● **PROBLEM DESCRIPTION**: Each line containing the word "neues" needs to be copied.

● **EXCERPTED RECORDS**:
··········

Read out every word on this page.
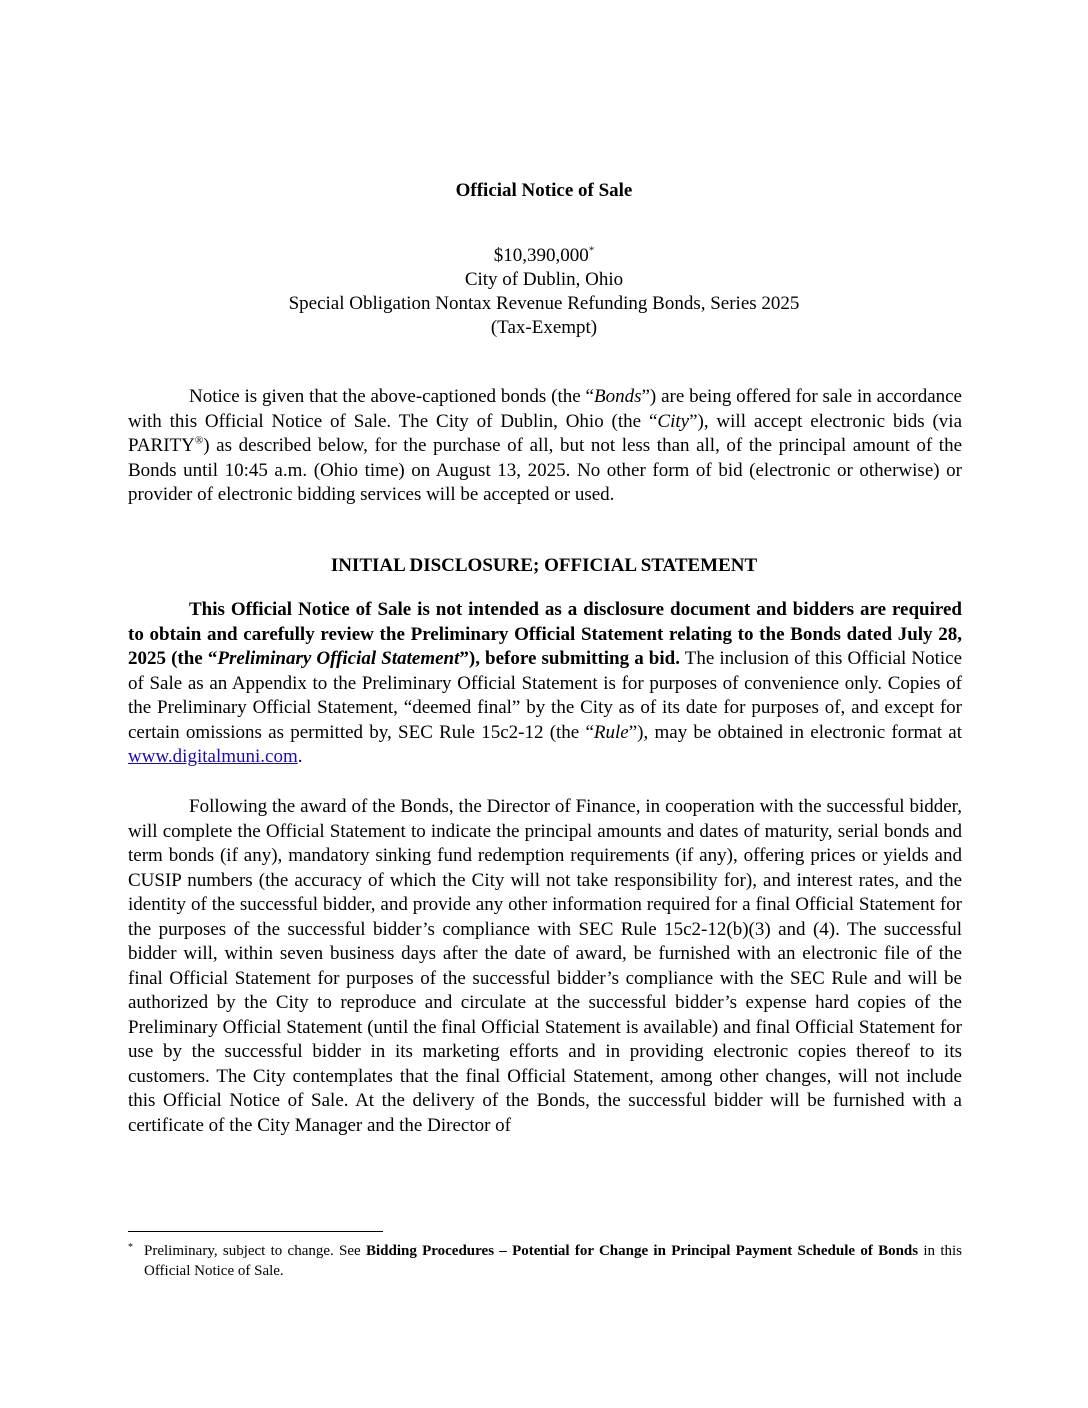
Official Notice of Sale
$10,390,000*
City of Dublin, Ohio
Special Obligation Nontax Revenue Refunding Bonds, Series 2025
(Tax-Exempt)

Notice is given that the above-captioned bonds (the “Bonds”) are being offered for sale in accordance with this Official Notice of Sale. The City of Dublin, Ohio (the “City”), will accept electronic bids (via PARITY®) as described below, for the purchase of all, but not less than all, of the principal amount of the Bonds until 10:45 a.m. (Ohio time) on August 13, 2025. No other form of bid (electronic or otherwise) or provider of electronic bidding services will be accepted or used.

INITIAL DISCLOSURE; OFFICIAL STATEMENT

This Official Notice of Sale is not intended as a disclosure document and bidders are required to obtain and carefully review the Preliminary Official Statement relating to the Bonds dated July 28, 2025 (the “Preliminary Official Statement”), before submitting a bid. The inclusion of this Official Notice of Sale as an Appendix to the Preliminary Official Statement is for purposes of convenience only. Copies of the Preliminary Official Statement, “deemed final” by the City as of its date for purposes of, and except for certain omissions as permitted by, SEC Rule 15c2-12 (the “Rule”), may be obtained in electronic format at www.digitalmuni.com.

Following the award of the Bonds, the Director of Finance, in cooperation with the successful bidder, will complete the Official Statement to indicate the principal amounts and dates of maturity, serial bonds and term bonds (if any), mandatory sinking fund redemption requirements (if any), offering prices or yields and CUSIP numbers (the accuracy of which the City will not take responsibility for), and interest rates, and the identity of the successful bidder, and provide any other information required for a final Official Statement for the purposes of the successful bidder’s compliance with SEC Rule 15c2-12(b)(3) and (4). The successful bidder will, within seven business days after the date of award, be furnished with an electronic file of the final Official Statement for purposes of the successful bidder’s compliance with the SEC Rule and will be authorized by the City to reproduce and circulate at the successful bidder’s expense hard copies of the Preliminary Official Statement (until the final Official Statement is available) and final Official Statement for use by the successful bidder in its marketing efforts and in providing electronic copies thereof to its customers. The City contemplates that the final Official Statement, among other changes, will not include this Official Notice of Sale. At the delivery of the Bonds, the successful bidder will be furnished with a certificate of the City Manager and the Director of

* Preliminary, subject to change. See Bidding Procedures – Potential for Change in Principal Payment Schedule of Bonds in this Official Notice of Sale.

··········

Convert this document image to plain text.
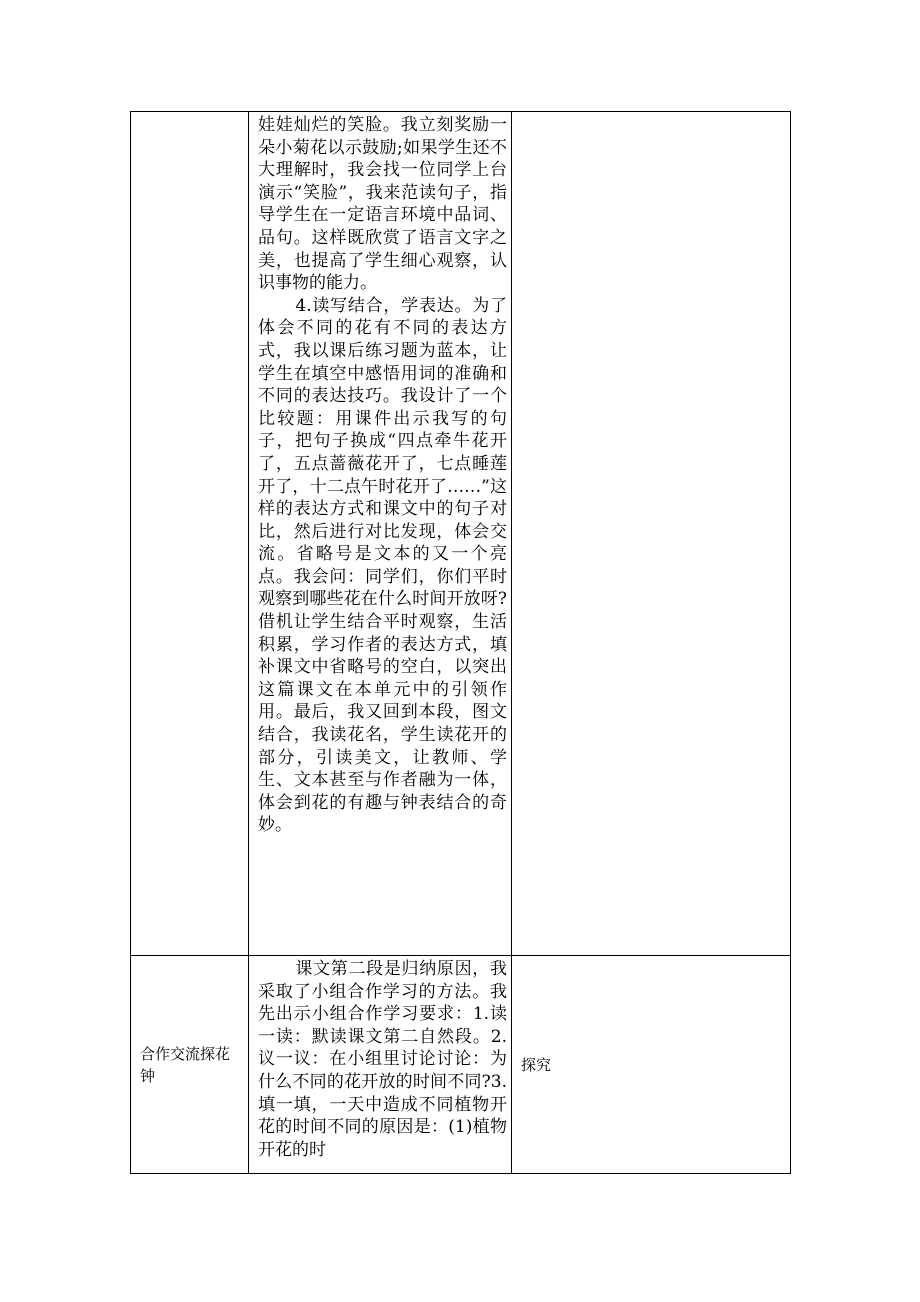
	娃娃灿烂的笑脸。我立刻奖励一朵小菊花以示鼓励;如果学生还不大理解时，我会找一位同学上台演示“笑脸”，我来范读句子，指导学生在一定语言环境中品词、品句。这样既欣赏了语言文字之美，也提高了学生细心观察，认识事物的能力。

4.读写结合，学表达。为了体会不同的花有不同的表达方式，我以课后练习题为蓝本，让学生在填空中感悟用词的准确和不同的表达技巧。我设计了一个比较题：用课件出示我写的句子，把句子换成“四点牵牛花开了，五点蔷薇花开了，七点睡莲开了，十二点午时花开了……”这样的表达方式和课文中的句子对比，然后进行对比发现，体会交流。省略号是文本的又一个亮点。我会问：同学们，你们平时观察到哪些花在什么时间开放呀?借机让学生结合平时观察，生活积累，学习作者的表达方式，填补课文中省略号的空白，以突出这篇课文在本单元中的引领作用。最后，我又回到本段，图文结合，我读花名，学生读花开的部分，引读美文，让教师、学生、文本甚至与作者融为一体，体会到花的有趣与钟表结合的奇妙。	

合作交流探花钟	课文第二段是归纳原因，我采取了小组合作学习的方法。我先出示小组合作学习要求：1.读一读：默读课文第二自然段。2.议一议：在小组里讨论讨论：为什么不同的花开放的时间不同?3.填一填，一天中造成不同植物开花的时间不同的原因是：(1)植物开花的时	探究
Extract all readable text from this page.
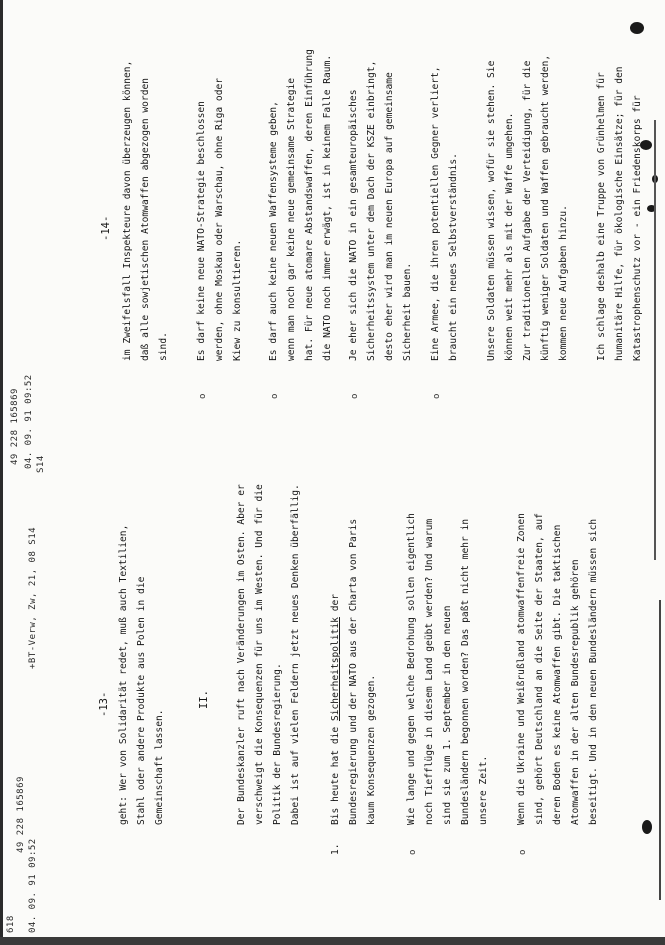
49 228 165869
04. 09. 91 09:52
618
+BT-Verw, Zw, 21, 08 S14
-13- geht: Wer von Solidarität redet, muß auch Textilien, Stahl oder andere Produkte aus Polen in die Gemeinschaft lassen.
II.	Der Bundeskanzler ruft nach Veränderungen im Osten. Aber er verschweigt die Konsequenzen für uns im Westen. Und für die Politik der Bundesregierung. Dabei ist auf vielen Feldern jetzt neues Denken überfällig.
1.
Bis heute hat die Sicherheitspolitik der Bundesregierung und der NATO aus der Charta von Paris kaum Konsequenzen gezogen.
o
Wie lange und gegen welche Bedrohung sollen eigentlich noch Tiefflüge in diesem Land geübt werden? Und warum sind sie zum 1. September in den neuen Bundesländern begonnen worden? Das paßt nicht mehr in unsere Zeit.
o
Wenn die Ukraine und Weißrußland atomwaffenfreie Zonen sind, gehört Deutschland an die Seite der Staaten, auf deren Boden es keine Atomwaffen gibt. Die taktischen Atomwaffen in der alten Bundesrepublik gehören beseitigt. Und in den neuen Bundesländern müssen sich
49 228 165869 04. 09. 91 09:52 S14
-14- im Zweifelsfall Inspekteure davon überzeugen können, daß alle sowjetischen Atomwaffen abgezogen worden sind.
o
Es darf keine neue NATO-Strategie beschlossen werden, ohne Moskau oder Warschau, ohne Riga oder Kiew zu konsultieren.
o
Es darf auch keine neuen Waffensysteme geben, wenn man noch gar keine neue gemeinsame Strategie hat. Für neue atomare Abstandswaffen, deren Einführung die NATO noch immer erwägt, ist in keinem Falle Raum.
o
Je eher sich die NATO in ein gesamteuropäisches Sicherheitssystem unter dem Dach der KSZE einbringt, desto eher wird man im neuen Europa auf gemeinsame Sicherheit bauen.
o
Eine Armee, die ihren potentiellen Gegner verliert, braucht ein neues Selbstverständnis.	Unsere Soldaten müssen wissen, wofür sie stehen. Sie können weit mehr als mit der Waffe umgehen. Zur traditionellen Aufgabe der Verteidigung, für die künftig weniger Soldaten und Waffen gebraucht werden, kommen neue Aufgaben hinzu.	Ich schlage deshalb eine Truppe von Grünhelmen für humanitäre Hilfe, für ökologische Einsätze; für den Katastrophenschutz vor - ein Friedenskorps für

··········

● **RESPONSE BELOW**:
II.	Der Bundeskanzler ruft nach Veränderungen im Osten. Aber er verschweigt die Konsequenzen für uns im Westen. Und für die Politik der Bundesregierung. Dabei ist auf vielen Feldern jetzt neues Denken überfällig.
Eine Armee, die ihren potentiellen Gegner verliert, braucht ein neues Selbstverständnis.	Unsere Soldaten müssen wissen, wofür sie stehen. Sie können weit mehr als mit der Waffe umgehen. Zur traditionellen Aufgabe der Verteidigung, für die künftig weniger Soldaten und Waffen gebraucht werden, kommen neue Aufgaben hinzu.	Ich schlage deshalb eine Truppe von Grünhelmen für humanitäre Hilfe, für ökologische Einsätze; für den Katastrophenschutz vor - ein Friedenskorps für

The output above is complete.